>>

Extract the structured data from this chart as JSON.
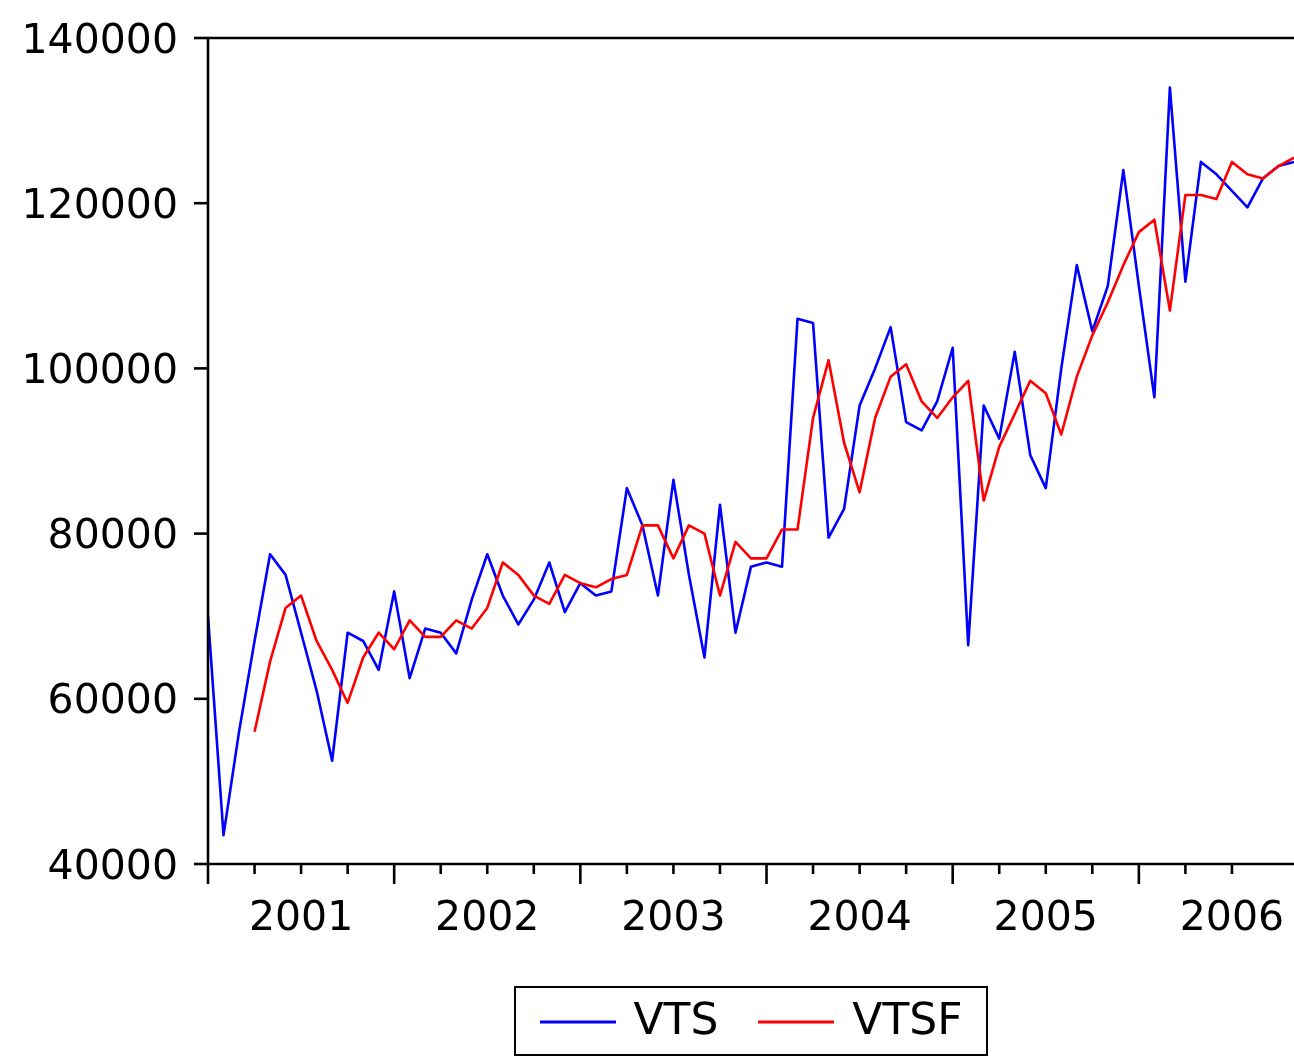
{
  "chart_data": {
    "type": "line",
    "x": [
      "2001-01",
      "2001-02",
      "2001-03",
      "2001-04",
      "2001-05",
      "2001-06",
      "2001-07",
      "2001-08",
      "2001-09",
      "2001-10",
      "2001-11",
      "2001-12",
      "2002-01",
      "2002-02",
      "2002-03",
      "2002-04",
      "2002-05",
      "2002-06",
      "2002-07",
      "2002-08",
      "2002-09",
      "2002-10",
      "2002-11",
      "2002-12",
      "2003-01",
      "2003-02",
      "2003-03",
      "2003-04",
      "2003-05",
      "2003-06",
      "2003-07",
      "2003-08",
      "2003-09",
      "2003-10",
      "2003-11",
      "2003-12",
      "2004-01",
      "2004-02",
      "2004-03",
      "2004-04",
      "2004-05",
      "2004-06",
      "2004-07",
      "2004-08",
      "2004-09",
      "2004-10",
      "2004-11",
      "2004-12",
      "2005-01",
      "2005-02",
      "2005-03",
      "2005-04",
      "2005-05",
      "2005-06",
      "2005-07",
      "2005-08",
      "2005-09",
      "2005-10",
      "2005-11",
      "2005-12",
      "2006-01",
      "2006-02",
      "2006-03",
      "2006-04",
      "2006-05",
      "2006-06",
      "2006-07",
      "2006-08",
      "2006-09",
      "2006-10",
      "2006-11"
    ],
    "xlim": [
      "2001-01",
      "2006-11"
    ],
    "xticks": [
      {
        "value": "2001-01",
        "label": null
      },
      {
        "value": "2001-04",
        "label": null
      },
      {
        "value": "2001-07",
        "label": "2001"
      },
      {
        "value": "2001-10",
        "label": null
      },
      {
        "value": "2002-01",
        "label": null
      },
      {
        "value": "2002-04",
        "label": null
      },
      {
        "value": "2002-07",
        "label": "2002"
      },
      {
        "value": "2002-10",
        "label": null
      },
      {
        "value": "2003-01",
        "label": null
      },
      {
        "value": "2003-04",
        "label": null
      },
      {
        "value": "2003-07",
        "label": "2003"
      },
      {
        "value": "2003-10",
        "label": null
      },
      {
        "value": "2004-01",
        "label": null
      },
      {
        "value": "2004-04",
        "label": null
      },
      {
        "value": "2004-07",
        "label": "2004"
      },
      {
        "value": "2004-10",
        "label": null
      },
      {
        "value": "2005-01",
        "label": null
      },
      {
        "value": "2005-04",
        "label": null
      },
      {
        "value": "2005-07",
        "label": "2005"
      },
      {
        "value": "2005-10",
        "label": null
      },
      {
        "value": "2006-01",
        "label": null
      },
      {
        "value": "2006-04",
        "label": null
      },
      {
        "value": "2006-07",
        "label": "2006"
      }
    ],
    "ylim": [
      40000,
      140000
    ],
    "yticks": [
      40000,
      60000,
      80000,
      100000,
      120000,
      140000
    ],
    "series": [
      {
        "name": "VTS",
        "color": "#0000ff",
        "values": [
          70000,
          43500,
          56000,
          67000,
          77500,
          75000,
          68000,
          61000,
          52500,
          68000,
          67000,
          63500,
          73000,
          62500,
          68500,
          68000,
          65500,
          72000,
          77500,
          72500,
          69000,
          72000,
          76500,
          70500,
          74000,
          72500,
          73000,
          85500,
          81000,
          72500,
          86500,
          75000,
          65000,
          83500,
          68000,
          76000,
          76500,
          76000,
          106000,
          105500,
          79500,
          83000,
          95500,
          100000,
          105000,
          93500,
          92500,
          96000,
          102500,
          66500,
          95500,
          91500,
          102000,
          89500,
          85500,
          100000,
          112500,
          104500,
          110000,
          124000,
          110000,
          96500,
          134000,
          110500,
          125000,
          123500,
          121500,
          119500,
          123000,
          124500,
          125000
        ]
      },
      {
        "name": "VTSF",
        "color": "#ff0000",
        "values": [
          null,
          null,
          null,
          56000,
          64500,
          71000,
          72500,
          67000,
          63500,
          59500,
          65000,
          68000,
          66000,
          69500,
          67500,
          67500,
          69500,
          68500,
          71000,
          76500,
          75000,
          72500,
          71500,
          75000,
          74000,
          73500,
          74500,
          75000,
          81000,
          81000,
          77000,
          81000,
          80000,
          72500,
          79000,
          77000,
          77000,
          80500,
          80500,
          94000,
          101000,
          91000,
          85000,
          94000,
          99000,
          100500,
          96000,
          94000,
          96500,
          98500,
          84000,
          90500,
          94500,
          98500,
          97000,
          92000,
          99000,
          104000,
          108000,
          112500,
          116500,
          118000,
          107000,
          121000,
          121000,
          120500,
          125000,
          123500,
          123000,
          124500,
          125500
        ]
      }
    ],
    "legend": "bottom"
  }
}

<<

Directive. Leave out the pictures and reproduce the rest of the listing exactly.

Answer to the problem.
Extract the structured data from this chart as JSON.
{
  "chart_data": {
    "type": "line",
    "x": [
      "2001-01",
      "2001-02",
      "2001-03",
      "2001-04",
      "2001-05",
      "2001-06",
      "2001-07",
      "2001-08",
      "2001-09",
      "2001-10",
      "2001-11",
      "2001-12",
      "2002-01",
      "2002-02",
      "2002-03",
      "2002-04",
      "2002-05",
      "2002-06",
      "2002-07",
      "2002-08",
      "2002-09",
      "2002-10",
      "2002-11",
      "2002-12",
      "2003-01",
      "2003-02",
      "2003-03",
      "2003-04",
      "2003-05",
      "2003-06",
      "2003-07",
      "2003-08",
      "2003-09",
      "2003-10",
      "2003-11",
      "2003-12",
      "2004-01",
      "2004-02",
      "2004-03",
      "2004-04",
      "2004-05",
      "2004-06",
      "2004-07",
      "2004-08",
      "2004-09",
      "2004-10",
      "2004-11",
      "2004-12",
      "2005-01",
      "2005-02",
      "2005-03",
      "2005-04",
      "2005-05",
      "2005-06",
      "2005-07",
      "2005-08",
      "2005-09",
      "2005-10",
      "2005-11",
      "2005-12",
      "2006-01",
      "2006-02",
      "2006-03",
      "2006-04",
      "2006-05",
      "2006-06",
      "2006-07",
      "2006-08",
      "2006-09",
      "2006-10",
      "2006-11"
    ],
    "xlim": [
      "2001-01",
      "2006-11"
    ],
    "xticks": [
      {
        "value": "2001-01",
        "label": null
      },
      {
        "value": "2001-04",
        "label": null
      },
      {
        "value": "2001-07",
        "label": "2001"
      },
      {
        "value": "2001-10",
        "label": null
      },
      {
        "value": "2002-01",
        "label": null
      },
      {
        "value": "2002-04",
        "label": null
      },
      {
        "value": "2002-07",
        "label": "2002"
      },
      {
        "value": "2002-10",
        "label": null
      },
      {
        "value": "2003-01",
        "label": null
      },
      {
        "value": "2003-04",
        "label": null
      },
      {
        "value": "2003-07",
        "label": "2003"
      },
      {
        "value": "2003-10",
        "label": null
      },
      {
        "value": "2004-01",
        "label": null
      },
      {
        "value": "2004-04",
        "label": null
      },
      {
        "value": "2004-07",
        "label": "2004"
      },
      {
        "value": "2004-10",
        "label": null
      },
      {
        "value": "2005-01",
        "label": null
      },
      {
        "value": "2005-04",
        "label": null
      },
      {
        "value": "2005-07",
        "label": "2005"
      },
      {
        "value": "2005-10",
        "label": null
      },
      {
        "value": "2006-01",
        "label": null
      },
      {
        "value": "2006-04",
        "label": null
      },
      {
        "value": "2006-07",
        "label": "2006"
      }
    ],
    "ylim": [
      40000,
      140000
    ],
    "yticks": [
      40000,
      60000,
      80000,
      100000,
      120000,
      140000
    ],
    "series": [
      {
        "name": "VTS",
        "color": "#0000ff",
        "values": [
          70000,
          43500,
          56000,
          67000,
          77500,
          75000,
          68000,
          61000,
          52500,
          68000,
          67000,
          63500,
          73000,
          62500,
          68500,
          68000,
          65500,
          72000,
          77500,
          72500,
          69000,
          72000,
          76500,
          70500,
          74000,
          72500,
          73000,
          85500,
          81000,
          72500,
          86500,
          75000,
          65000,
          83500,
          68000,
          76000,
          76500,
          76000,
          106000,
          105500,
          79500,
          83000,
          95500,
          100000,
          105000,
          93500,
          92500,
          96000,
          102500,
          66500,
          95500,
          91500,
          102000,
          89500,
          85500,
          100000,
          112500,
          104500,
          110000,
          124000,
          110000,
          96500,
          134000,
          110500,
          125000,
          123500,
          121500,
          119500,
          123000,
          124500,
          125000
        ]
      },
      {
        "name": "VTSF",
        "color": "#ff0000",
        "values": [
          null,
          null,
          null,
          56000,
          64500,
          71000,
          72500,
          67000,
          63500,
          59500,
          65000,
          68000,
          66000,
          69500,
          67500,
          67500,
          69500,
          68500,
          71000,
          76500,
          75000,
          72500,
          71500,
          75000,
          74000,
          73500,
          74500,
          75000,
          81000,
          81000,
          77000,
          81000,
          80000,
          72500,
          79000,
          77000,
          77000,
          80500,
          80500,
          94000,
          101000,
          91000,
          85000,
          94000,
          99000,
          100500,
          96000,
          94000,
          96500,
          98500,
          84000,
          90500,
          94500,
          98500,
          97000,
          92000,
          99000,
          104000,
          108000,
          112500,
          116500,
          118000,
          107000,
          121000,
          121000,
          120500,
          125000,
          123500,
          123000,
          124500,
          125500
        ]
      }
    ],
    "legend": "bottom"
  }
}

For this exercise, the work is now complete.